## Records for this exercise:

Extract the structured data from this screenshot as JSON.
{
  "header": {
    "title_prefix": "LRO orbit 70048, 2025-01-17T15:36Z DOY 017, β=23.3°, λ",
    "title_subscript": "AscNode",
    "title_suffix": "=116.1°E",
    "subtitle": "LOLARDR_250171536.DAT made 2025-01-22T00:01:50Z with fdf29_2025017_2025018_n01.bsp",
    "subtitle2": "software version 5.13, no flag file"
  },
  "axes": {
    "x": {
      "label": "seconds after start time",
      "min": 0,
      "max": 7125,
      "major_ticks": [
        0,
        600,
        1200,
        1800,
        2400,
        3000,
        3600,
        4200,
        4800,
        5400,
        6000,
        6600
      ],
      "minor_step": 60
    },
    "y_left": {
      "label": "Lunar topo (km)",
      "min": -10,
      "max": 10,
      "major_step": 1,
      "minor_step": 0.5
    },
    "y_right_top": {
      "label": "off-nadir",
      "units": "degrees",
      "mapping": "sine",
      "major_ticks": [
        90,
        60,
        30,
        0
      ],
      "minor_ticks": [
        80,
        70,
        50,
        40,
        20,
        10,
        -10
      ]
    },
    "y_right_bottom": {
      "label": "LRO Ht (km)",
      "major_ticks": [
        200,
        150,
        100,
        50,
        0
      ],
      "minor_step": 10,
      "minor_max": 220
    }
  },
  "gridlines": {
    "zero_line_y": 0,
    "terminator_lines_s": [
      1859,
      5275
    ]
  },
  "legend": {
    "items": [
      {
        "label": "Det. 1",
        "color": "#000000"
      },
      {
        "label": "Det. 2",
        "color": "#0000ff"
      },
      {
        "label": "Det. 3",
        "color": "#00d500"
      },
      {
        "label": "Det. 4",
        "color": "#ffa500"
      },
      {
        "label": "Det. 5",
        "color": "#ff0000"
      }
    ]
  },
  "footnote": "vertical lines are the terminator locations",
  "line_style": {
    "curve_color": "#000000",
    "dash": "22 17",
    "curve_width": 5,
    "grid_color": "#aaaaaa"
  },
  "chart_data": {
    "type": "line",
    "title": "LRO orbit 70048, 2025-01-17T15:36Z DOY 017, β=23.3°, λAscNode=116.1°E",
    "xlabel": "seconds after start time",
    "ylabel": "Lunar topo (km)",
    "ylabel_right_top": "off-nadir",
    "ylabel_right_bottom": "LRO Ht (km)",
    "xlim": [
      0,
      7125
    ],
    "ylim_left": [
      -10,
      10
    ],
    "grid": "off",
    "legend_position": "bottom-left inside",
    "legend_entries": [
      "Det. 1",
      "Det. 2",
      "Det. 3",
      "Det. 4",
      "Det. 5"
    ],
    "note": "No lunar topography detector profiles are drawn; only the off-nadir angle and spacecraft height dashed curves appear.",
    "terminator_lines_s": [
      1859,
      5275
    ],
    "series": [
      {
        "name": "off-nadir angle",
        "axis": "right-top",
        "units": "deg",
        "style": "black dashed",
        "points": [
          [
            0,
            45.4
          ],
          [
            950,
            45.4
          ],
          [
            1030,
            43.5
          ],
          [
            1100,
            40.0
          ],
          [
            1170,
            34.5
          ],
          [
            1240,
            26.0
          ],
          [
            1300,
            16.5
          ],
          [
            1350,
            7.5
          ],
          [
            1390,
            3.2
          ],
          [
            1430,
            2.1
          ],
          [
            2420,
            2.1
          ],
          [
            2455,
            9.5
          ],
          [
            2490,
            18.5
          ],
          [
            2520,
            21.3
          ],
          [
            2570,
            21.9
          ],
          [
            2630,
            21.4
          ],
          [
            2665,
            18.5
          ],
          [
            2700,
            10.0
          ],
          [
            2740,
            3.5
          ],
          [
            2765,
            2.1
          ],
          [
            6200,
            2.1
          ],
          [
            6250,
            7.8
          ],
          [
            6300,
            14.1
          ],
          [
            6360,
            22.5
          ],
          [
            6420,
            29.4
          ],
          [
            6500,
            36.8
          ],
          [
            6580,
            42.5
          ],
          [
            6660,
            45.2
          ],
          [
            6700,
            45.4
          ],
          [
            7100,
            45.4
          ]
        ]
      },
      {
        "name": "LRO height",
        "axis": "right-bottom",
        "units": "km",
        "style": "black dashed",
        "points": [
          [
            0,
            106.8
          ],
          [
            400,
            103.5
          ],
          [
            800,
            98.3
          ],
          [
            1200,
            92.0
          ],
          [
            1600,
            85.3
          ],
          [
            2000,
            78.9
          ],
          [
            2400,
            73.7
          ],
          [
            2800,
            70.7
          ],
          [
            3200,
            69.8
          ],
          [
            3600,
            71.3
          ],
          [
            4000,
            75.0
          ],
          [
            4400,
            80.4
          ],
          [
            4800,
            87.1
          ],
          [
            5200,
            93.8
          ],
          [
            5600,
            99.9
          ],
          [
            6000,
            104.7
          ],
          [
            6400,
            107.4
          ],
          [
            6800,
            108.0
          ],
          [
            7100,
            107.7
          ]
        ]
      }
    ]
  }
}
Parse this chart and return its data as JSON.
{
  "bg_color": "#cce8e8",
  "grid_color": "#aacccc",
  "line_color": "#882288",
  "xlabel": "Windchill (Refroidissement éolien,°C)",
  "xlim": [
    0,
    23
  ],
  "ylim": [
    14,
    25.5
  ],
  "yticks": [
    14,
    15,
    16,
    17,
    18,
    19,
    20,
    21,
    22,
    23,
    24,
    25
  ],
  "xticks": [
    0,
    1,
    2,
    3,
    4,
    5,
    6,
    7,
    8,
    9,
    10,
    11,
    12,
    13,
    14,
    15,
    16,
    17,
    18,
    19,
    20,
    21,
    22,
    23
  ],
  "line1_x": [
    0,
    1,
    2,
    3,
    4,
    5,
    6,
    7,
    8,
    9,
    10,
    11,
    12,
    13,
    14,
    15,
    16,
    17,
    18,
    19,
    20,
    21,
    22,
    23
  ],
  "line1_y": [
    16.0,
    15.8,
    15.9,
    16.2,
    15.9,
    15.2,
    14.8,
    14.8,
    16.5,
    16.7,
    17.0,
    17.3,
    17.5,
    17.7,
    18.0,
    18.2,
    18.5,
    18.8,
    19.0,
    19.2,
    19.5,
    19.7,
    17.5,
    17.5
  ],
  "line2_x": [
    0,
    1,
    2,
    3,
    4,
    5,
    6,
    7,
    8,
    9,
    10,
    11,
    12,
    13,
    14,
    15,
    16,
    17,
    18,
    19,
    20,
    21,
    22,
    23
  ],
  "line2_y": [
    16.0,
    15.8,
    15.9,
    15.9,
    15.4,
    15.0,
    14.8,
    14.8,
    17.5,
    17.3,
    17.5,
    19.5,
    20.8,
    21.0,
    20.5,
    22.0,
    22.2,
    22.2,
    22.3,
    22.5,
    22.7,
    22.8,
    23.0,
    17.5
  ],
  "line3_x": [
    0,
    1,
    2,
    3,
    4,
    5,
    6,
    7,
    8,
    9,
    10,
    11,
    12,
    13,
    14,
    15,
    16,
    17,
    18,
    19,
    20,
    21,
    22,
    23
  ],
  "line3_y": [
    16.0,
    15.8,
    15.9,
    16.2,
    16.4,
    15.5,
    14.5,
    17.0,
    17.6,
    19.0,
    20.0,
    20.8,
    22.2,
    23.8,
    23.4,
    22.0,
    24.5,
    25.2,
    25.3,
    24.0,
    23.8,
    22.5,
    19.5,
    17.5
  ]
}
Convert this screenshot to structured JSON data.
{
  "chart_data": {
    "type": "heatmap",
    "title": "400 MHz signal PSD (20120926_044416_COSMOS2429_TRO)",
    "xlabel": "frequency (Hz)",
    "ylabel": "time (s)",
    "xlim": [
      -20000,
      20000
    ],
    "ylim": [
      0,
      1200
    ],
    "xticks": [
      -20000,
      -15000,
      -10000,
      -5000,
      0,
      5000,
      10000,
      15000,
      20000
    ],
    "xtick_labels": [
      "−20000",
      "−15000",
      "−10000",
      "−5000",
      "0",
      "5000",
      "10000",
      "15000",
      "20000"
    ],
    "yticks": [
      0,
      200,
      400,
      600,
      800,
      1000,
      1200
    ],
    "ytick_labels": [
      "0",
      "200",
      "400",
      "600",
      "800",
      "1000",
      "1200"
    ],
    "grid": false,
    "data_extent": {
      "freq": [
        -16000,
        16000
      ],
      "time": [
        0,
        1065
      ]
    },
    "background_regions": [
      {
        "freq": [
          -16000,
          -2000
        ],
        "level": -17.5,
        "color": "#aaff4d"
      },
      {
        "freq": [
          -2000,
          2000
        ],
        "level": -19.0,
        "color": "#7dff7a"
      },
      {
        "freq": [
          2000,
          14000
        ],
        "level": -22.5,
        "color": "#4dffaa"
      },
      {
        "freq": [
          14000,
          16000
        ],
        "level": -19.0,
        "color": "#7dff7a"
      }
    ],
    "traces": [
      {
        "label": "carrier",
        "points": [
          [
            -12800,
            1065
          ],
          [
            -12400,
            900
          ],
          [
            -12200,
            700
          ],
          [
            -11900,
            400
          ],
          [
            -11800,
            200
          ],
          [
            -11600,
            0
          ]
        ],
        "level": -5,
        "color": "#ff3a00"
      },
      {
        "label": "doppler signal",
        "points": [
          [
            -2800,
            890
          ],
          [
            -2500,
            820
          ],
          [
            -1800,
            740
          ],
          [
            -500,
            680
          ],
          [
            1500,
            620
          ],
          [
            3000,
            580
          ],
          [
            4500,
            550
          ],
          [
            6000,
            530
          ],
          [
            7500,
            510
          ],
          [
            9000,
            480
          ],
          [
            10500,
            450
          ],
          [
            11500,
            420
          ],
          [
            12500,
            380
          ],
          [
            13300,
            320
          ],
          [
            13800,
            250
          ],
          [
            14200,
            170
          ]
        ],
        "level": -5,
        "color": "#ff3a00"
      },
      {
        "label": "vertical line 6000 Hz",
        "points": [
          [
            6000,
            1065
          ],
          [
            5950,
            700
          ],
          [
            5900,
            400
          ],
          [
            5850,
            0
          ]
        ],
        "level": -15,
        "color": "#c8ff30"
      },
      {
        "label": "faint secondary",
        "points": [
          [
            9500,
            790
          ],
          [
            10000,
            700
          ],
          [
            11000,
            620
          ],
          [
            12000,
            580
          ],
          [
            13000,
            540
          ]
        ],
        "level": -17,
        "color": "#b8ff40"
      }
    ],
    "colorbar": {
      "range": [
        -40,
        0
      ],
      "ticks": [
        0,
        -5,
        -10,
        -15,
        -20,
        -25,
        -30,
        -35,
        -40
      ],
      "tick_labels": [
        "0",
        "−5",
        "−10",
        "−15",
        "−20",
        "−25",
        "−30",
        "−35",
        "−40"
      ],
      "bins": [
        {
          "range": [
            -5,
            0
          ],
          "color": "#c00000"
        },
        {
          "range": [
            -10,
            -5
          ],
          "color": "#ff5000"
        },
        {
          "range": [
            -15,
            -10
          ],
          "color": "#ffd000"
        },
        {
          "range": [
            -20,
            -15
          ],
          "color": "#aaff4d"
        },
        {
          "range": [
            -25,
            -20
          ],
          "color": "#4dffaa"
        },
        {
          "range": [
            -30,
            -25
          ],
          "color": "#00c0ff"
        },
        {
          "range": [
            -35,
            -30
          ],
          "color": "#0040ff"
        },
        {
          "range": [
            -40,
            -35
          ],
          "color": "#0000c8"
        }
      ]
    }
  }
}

## Short exercise:
Show every line in the entries where the string "orbit" occurs.

## Final result:
    "title_prefix": "LRO orbit 70048, 2025-01-17T15:36Z DOY 017, β=23.3°, λ",
    "title": "LRO orbit 70048, 2025-01-17T15:36Z DOY 017, β=23.3°, λAscNode=116.1°E",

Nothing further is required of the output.